• [THE TASK]
Pull each line holding the word "blocks" from the data.
** BEGIN PROVIDED MATERIAL **
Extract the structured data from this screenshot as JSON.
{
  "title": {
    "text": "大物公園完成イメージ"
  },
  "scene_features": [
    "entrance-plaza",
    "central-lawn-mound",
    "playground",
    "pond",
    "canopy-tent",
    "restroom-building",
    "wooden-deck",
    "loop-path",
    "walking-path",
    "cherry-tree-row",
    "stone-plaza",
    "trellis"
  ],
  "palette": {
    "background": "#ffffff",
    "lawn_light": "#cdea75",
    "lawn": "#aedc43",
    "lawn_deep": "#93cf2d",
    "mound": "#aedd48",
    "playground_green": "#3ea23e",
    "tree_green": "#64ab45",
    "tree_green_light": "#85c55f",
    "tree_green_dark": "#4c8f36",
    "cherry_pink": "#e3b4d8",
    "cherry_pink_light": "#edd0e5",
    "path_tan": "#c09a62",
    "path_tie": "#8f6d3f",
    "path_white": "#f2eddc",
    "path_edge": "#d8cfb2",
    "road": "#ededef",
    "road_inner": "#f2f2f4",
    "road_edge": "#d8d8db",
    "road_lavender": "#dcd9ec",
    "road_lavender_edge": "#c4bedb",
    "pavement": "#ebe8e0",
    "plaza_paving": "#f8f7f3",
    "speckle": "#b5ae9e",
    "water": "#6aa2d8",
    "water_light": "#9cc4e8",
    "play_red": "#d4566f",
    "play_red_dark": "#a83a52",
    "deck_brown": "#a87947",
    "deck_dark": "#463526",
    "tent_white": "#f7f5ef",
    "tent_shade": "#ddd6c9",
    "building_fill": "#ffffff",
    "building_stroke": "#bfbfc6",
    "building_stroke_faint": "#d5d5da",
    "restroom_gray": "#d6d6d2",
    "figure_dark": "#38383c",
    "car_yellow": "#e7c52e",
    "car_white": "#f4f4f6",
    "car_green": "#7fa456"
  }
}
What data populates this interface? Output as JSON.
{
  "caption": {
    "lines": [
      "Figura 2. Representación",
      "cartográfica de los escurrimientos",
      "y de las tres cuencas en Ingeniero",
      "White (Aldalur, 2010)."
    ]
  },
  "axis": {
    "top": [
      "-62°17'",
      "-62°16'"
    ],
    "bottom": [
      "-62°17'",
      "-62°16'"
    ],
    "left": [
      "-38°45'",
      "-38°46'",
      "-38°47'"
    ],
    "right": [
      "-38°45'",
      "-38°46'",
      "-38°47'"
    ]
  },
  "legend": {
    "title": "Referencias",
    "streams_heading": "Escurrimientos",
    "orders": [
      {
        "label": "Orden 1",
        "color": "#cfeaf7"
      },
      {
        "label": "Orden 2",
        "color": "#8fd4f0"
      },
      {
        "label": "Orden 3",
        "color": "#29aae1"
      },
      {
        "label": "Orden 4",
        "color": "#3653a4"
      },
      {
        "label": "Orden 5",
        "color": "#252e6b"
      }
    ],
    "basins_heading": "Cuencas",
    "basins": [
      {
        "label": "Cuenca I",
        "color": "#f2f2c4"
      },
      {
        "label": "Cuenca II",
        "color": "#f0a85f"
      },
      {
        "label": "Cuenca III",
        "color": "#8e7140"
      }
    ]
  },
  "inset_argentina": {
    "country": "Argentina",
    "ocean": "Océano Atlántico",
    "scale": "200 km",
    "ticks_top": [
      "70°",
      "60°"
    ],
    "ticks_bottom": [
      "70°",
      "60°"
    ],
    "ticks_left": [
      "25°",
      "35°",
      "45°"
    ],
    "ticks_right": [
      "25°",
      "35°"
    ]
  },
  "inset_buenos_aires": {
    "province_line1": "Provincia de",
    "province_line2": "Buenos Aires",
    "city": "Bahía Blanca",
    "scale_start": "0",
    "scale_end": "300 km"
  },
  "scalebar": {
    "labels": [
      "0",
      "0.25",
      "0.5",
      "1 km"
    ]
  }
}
** END PROVIDED MATERIAL **
** BEGIN PROVIDED MATERIAL **
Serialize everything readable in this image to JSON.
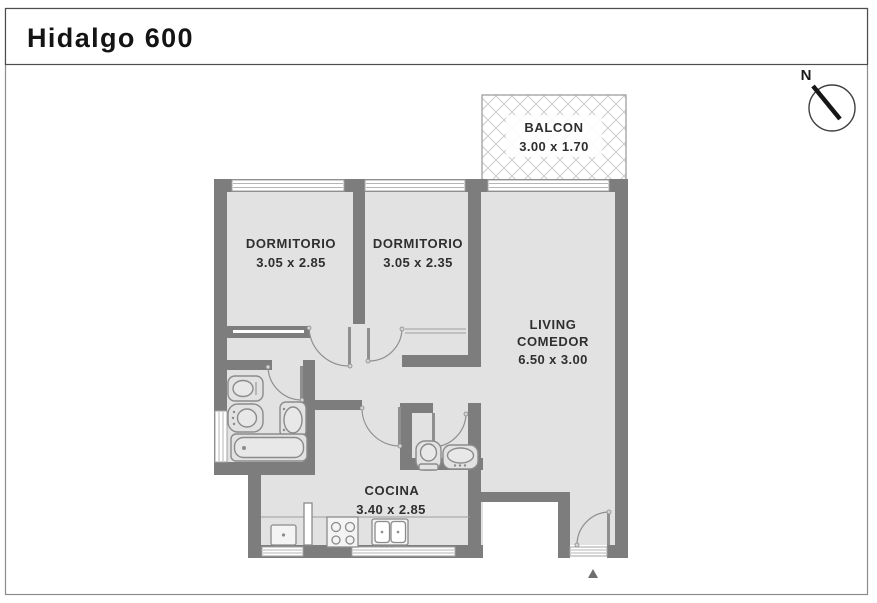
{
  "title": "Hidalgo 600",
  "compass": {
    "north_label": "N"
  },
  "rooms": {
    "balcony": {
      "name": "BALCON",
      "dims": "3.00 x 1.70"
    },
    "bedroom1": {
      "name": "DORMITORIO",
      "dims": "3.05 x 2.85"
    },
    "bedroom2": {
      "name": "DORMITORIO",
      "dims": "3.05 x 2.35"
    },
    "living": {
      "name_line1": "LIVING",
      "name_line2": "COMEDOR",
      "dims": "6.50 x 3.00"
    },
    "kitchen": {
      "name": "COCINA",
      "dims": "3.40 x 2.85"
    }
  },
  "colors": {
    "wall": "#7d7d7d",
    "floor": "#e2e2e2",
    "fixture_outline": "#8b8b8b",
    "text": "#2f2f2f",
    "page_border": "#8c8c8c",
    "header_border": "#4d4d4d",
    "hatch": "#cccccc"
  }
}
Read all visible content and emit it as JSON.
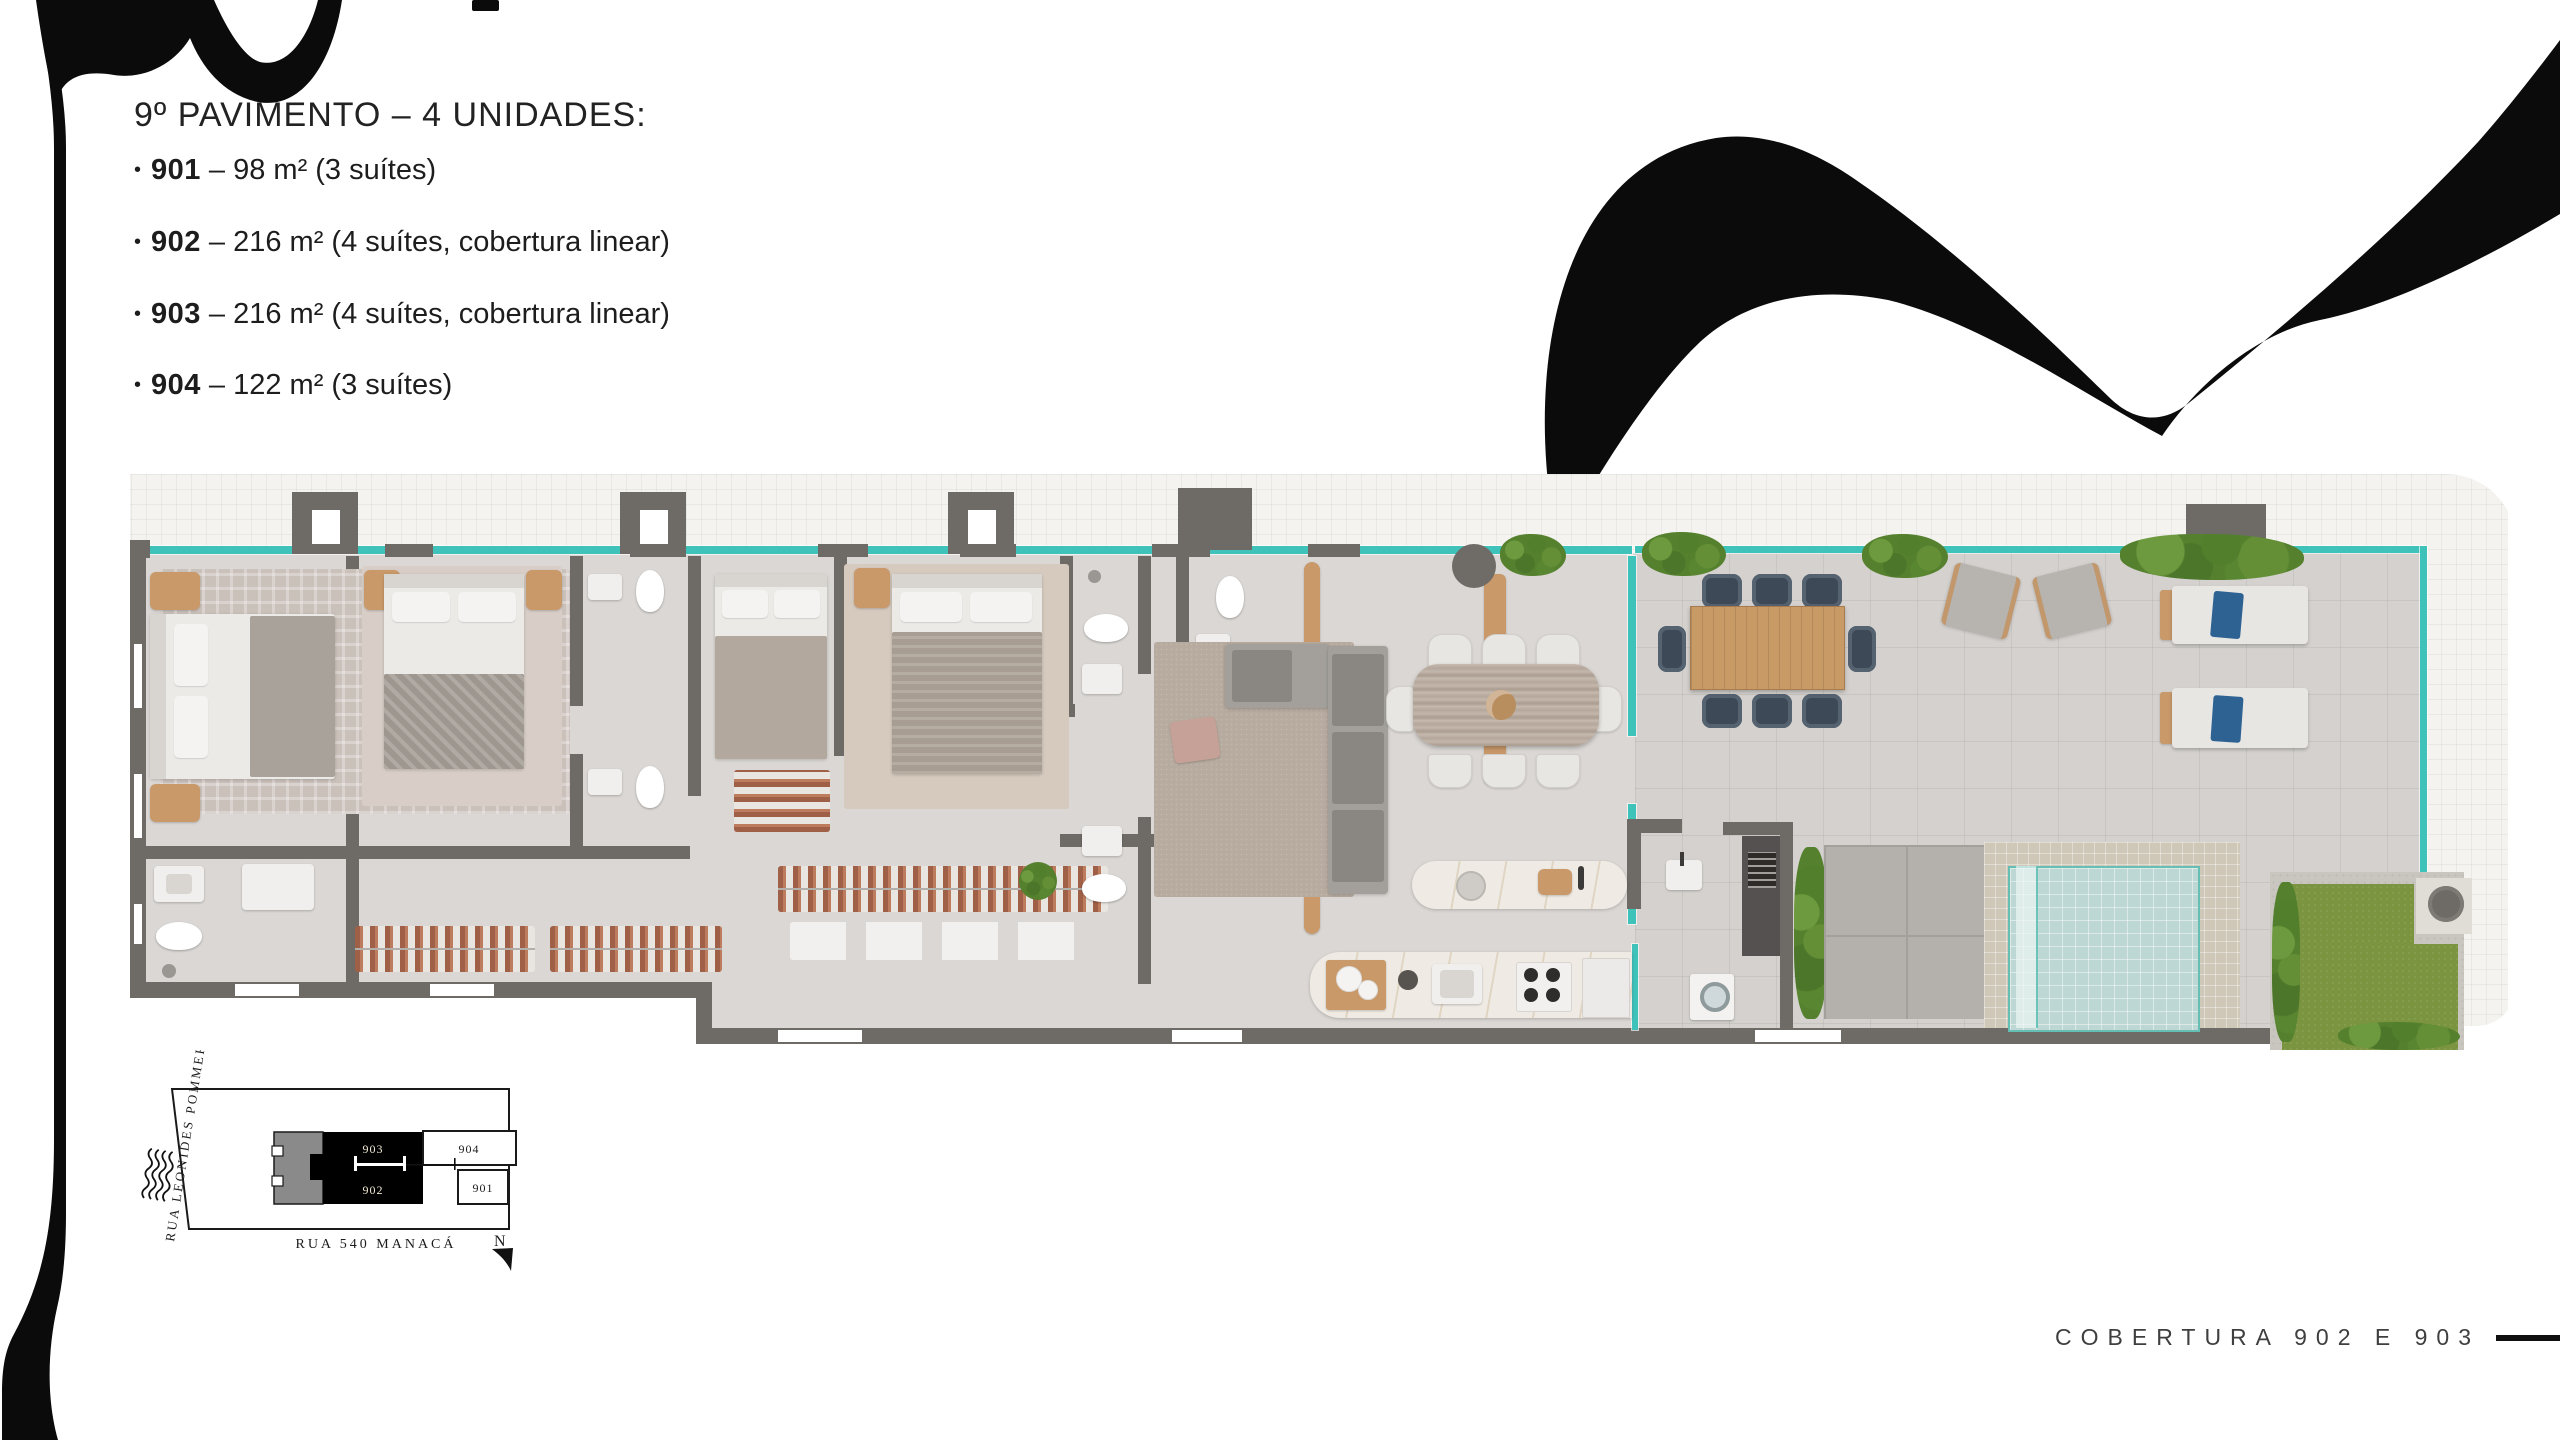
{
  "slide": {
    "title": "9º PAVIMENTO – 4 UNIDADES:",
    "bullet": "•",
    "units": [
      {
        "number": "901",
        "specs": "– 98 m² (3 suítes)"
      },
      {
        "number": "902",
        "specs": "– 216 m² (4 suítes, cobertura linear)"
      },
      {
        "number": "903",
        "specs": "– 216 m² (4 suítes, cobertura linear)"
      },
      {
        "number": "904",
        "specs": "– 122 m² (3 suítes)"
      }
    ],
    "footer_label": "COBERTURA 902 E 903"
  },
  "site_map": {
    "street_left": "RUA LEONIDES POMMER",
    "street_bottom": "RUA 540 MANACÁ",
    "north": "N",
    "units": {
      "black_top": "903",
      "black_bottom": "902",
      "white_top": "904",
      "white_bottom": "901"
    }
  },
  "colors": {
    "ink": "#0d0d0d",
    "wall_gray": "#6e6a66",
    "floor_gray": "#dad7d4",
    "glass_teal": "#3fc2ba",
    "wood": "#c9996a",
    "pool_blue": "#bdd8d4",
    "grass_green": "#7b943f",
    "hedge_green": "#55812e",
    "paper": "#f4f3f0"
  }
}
** END PROVIDED MATERIAL **
** BEGIN PROVIDED MATERIAL **
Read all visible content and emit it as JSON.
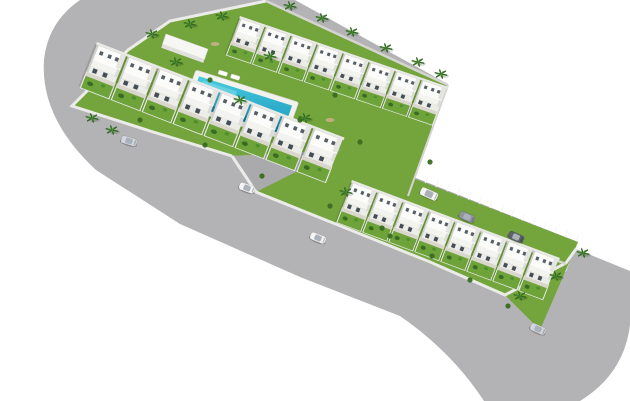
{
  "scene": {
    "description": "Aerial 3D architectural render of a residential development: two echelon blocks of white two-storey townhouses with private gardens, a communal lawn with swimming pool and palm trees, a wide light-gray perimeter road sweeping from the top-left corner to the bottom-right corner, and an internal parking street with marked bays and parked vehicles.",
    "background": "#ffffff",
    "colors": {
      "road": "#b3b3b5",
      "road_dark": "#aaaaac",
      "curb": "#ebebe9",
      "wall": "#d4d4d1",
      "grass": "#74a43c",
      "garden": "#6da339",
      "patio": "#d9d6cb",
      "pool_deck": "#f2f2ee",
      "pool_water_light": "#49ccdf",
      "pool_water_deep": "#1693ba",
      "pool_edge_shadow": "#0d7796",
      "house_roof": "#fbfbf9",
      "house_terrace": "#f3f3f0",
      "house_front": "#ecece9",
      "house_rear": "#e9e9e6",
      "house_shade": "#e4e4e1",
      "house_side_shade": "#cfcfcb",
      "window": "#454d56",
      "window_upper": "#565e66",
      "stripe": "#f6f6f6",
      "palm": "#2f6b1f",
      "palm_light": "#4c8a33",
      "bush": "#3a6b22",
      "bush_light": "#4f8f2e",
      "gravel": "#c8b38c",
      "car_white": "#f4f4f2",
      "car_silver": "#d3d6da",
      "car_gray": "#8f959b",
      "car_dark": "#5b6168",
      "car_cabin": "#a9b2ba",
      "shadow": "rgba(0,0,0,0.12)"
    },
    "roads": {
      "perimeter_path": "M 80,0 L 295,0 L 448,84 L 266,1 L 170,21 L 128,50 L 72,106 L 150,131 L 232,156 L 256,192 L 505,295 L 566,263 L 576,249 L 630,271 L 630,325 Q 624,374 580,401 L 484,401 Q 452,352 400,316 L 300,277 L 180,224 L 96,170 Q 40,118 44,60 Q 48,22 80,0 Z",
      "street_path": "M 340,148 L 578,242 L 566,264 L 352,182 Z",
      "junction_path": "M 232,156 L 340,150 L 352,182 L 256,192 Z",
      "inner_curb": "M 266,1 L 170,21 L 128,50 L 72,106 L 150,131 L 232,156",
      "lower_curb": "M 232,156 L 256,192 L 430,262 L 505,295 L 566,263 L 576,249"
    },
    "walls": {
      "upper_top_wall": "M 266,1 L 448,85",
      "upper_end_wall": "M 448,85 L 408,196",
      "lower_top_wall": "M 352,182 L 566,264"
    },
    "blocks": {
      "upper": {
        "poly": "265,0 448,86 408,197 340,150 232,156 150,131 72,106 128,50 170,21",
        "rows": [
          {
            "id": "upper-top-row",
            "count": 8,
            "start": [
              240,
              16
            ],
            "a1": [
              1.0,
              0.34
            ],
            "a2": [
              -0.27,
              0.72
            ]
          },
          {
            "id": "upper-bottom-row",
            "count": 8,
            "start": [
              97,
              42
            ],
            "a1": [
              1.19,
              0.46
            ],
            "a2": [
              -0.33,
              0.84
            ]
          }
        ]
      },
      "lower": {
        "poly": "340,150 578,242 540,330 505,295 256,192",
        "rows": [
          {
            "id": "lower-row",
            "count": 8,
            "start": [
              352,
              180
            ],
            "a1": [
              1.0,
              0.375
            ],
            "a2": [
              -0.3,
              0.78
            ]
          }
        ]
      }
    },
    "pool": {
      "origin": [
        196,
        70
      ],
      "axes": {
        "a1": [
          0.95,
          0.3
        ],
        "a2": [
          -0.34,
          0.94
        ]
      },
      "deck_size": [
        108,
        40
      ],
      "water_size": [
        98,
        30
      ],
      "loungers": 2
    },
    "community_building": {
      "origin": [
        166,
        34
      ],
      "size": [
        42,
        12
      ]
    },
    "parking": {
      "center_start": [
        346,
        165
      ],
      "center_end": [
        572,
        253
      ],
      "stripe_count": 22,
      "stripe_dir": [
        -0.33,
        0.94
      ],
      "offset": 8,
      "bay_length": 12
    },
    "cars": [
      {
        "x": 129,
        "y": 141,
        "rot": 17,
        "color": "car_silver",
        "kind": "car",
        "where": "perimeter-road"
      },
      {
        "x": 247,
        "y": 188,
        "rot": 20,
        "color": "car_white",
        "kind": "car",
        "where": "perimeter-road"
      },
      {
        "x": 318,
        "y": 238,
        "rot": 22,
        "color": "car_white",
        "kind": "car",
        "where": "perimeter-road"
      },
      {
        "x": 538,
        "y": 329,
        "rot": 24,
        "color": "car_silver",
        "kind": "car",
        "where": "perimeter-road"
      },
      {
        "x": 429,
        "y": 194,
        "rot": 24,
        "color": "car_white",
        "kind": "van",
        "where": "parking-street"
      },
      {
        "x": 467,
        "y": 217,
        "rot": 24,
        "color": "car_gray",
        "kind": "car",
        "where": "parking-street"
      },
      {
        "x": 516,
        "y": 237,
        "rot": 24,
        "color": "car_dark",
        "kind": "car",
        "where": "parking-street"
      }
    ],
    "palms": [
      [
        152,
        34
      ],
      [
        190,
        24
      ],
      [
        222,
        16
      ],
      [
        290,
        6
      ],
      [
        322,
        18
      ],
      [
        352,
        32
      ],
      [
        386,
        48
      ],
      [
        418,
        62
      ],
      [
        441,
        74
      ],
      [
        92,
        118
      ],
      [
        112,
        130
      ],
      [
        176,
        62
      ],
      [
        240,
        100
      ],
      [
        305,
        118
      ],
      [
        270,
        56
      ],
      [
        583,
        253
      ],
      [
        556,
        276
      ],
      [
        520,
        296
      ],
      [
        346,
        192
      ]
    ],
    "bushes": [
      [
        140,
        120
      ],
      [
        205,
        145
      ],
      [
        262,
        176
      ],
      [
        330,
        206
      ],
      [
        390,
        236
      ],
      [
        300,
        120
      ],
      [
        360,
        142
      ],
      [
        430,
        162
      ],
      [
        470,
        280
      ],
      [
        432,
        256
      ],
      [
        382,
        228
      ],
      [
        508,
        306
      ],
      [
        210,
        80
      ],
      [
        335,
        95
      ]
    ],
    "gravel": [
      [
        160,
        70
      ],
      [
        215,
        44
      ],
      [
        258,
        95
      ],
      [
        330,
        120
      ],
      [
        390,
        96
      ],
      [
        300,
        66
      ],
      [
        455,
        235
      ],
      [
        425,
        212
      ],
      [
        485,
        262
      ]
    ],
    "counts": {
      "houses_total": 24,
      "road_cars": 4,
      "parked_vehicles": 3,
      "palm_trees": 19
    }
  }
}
** END PROVIDED MATERIAL **
• [RESPONSE BELOW]
    "description": "Aerial 3D architectural render of a residential development: two echelon blocks of white two-storey townhouses with private gardens, a communal lawn with swimming pool and palm trees, a wide light-gray perimeter road sweeping from the top-left corner to the bottom-right corner, and an internal parking street with marked bays and parked vehicles.",
    "blocks": {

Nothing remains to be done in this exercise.